Zo verstreken weken van ellende, wanhoop en onzekerheid. Echter, op zondag 8 april gebeurde er iets vreemds. Ze kregen eten zoveel als ze wilden en dit herhaalde zich op 9 en 10 april. Ze hadden er geen idee van wat daarvan de oorzaak kon zijn. (Later werd hen verteld dat het kamp die 3 dagen zo goed als zonder bewaking was geweest.)

Op 11 april 1945 kwamen er enige honderden Duitsers in het kamp. De vrouwen moesten zich reisklaar maken. ’s Nachts gingen ze, onder zware bewaking, op weg richting Assen. Ze liepen in groepen van 3×3 omringd door Duitsers. Ze hadden hen Partizanen-vrouwen, die doodgeschoten zouden worden, genoemd. Het werd een verschrikkelijke tocht. De groep bestond uit vrouwen van alle rangen en standen en ook de leeftijd varieerde van jong tot oud. Zelfs hoogzwangere vrouwen waren erbij. Ze trokken langs Assen en hoorden dat daar behoorlijk werd geschoten. Het maakte grote indruk op hen. In de buurt van Loon werd tegen de ochtend halt gehouden. Ze werden ondergebracht in een boerderij van een NSB’er. Daar werd de dag doorgebracht met weinig eten. Bij het invallen van de duisternis ging men weer op stap richting Groningen. Tegen de morgen van vrijdag 13 april bereikten ze het Hooihuis aan de Friesestraatweg, even voorbij Groningen.

Opdracht 1 —
Beantwoord de volgende vragen over de tekst over de tocht van de vrouwen.
(a) Op welke dagen kregen de vrouwen zoveel eten als ze wilden?
(b) In welke opstelling liepen de vrouwen tijdens de tocht?
(c) Waar kwamen ze aan tegen de morgen van vrijdag 13 april?
Opdracht 2 —
Vertaal deze zin uit de tekst over de tocht van de vrouwen in het Engels: "De groep bestond uit vrouwen van alle rangen en standen en ook de leeftijd varieerde van jong tot oud."
Opdracht 3 —
Schrijf het vervolg van de tekst over de tocht van de vrouwen, aansluitend op de laatste zin.

Verzamelde gegevens
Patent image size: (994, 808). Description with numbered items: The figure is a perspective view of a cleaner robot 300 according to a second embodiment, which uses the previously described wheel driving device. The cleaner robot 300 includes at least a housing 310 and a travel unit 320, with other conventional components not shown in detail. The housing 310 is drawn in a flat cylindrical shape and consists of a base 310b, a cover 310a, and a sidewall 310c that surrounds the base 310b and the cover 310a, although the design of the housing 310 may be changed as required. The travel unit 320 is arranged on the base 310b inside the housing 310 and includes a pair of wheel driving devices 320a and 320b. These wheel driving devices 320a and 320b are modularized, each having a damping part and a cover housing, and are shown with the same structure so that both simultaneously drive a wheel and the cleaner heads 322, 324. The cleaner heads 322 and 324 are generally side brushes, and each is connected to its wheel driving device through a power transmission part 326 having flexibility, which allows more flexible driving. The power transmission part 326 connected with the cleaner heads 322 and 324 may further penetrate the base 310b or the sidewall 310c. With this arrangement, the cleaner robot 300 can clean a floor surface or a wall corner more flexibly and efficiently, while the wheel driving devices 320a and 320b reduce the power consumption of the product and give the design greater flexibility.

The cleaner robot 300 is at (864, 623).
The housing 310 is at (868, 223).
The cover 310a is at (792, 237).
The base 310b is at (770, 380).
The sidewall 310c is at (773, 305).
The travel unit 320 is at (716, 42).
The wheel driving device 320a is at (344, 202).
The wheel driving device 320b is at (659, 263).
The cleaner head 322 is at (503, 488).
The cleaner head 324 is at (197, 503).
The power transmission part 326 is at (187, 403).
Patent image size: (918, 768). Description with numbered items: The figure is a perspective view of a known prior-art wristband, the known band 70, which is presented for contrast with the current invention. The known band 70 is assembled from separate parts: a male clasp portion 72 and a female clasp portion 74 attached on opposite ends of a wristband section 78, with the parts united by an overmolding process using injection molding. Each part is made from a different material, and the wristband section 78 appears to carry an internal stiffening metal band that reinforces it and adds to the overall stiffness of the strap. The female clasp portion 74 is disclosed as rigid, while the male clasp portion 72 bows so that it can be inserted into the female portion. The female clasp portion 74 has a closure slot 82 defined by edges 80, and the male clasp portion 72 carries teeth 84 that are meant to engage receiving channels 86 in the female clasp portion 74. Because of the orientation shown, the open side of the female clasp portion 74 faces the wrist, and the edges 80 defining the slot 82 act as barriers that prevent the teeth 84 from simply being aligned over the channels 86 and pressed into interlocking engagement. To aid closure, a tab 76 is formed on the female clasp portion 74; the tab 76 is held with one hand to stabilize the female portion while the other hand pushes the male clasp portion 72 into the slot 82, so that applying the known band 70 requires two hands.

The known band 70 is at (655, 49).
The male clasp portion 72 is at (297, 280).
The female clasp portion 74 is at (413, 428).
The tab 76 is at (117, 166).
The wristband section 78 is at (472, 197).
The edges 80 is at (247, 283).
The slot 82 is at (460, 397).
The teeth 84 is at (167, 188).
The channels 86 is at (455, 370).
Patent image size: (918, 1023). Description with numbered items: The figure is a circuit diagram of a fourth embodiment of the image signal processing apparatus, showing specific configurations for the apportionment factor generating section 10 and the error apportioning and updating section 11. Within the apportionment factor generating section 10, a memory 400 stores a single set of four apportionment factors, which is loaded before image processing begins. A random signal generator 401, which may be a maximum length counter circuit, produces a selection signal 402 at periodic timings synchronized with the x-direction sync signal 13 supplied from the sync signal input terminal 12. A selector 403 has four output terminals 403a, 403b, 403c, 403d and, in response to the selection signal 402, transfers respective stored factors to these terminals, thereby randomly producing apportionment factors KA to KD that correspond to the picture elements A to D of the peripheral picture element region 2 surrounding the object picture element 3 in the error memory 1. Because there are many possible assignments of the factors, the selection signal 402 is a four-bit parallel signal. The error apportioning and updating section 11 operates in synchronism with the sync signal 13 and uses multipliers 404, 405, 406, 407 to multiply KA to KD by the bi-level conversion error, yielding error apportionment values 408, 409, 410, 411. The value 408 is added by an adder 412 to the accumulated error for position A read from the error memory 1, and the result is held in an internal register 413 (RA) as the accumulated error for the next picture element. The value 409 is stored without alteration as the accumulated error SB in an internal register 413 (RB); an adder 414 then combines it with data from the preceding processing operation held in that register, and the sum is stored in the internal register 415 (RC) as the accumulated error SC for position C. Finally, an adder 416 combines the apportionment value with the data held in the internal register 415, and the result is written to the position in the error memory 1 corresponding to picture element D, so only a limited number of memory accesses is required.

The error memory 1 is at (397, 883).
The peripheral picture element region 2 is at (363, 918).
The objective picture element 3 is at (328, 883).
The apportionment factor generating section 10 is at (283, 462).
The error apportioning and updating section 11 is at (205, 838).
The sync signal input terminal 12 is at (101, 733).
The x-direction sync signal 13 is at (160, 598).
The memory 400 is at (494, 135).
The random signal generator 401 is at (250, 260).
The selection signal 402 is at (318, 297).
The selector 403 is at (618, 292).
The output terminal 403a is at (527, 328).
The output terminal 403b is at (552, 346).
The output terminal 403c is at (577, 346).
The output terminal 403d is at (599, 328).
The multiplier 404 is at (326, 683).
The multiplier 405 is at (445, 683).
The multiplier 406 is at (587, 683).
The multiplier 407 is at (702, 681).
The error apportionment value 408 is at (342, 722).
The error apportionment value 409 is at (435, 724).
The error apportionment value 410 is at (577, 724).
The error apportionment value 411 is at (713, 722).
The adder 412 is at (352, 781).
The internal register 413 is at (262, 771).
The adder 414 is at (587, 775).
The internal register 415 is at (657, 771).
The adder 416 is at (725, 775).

Uitwerking 1 —
(a) Op zondag 8 april en daarna op 9 en 10 april.
(b) In groepen van 3×3, omringd door Duitsers.
(c) Bij het Hooihuis aan de Friesestraatweg, even voorbij Groningen.

Uitwerking 2 —
The group consisted of women of all ranks and classes, and their ages also ranged from young to old.

Uitwerking 3 —
Een deel van de Duitsers die de groep vrouwen begeleidde werd ingezet voor de verdediging van Groningen. Hoeveel dat er waren is Riek niet bekend. Want als ze maar even buiten de rij gingen lopen of omkeken werden ze direct in de rij teruggeschopt. Waarnemingen waren uitgesloten. Wel werd hen bekend dat de commandant van de Duitsers een koerier naar Groningen had gestuurd met het verzoek om eventuele vrijlating van de vrouwen. Blijkbaar waren ze een blok aan het been van de terugtrekkende Duitsers. Dit verzoek was zeer beslist afgewezen.

Riek Sennema sprak met de knecht van het Hooihuis (eigenaar Dijkstra) en vroeg hem een pakje shag bij haar ouders in Zuidhorn te gaan halen. Ze schreef haar verzoek op een melkbriefje en gaf dat aan de knecht mee. Haar vader ging mee terug en verkleedde zich als boer bij de overbuurman van het Hooihuis, de familie Poel, en ging het achterdeel (waar de koeien stonden) aanvegen, om zo in contact met zijn dochter te komen. Er vond een zeer geëmotioneerd gesprek plaats tussen vader en dochter. Immers Riek Sennema had haar vader te vertellen dat ze voor altijd afscheid van elkaar moesten nemen. Het gesprek werd abrupt beëindigd door een Duitser die haar schoppend naar de andere vrouwen terugjoeg.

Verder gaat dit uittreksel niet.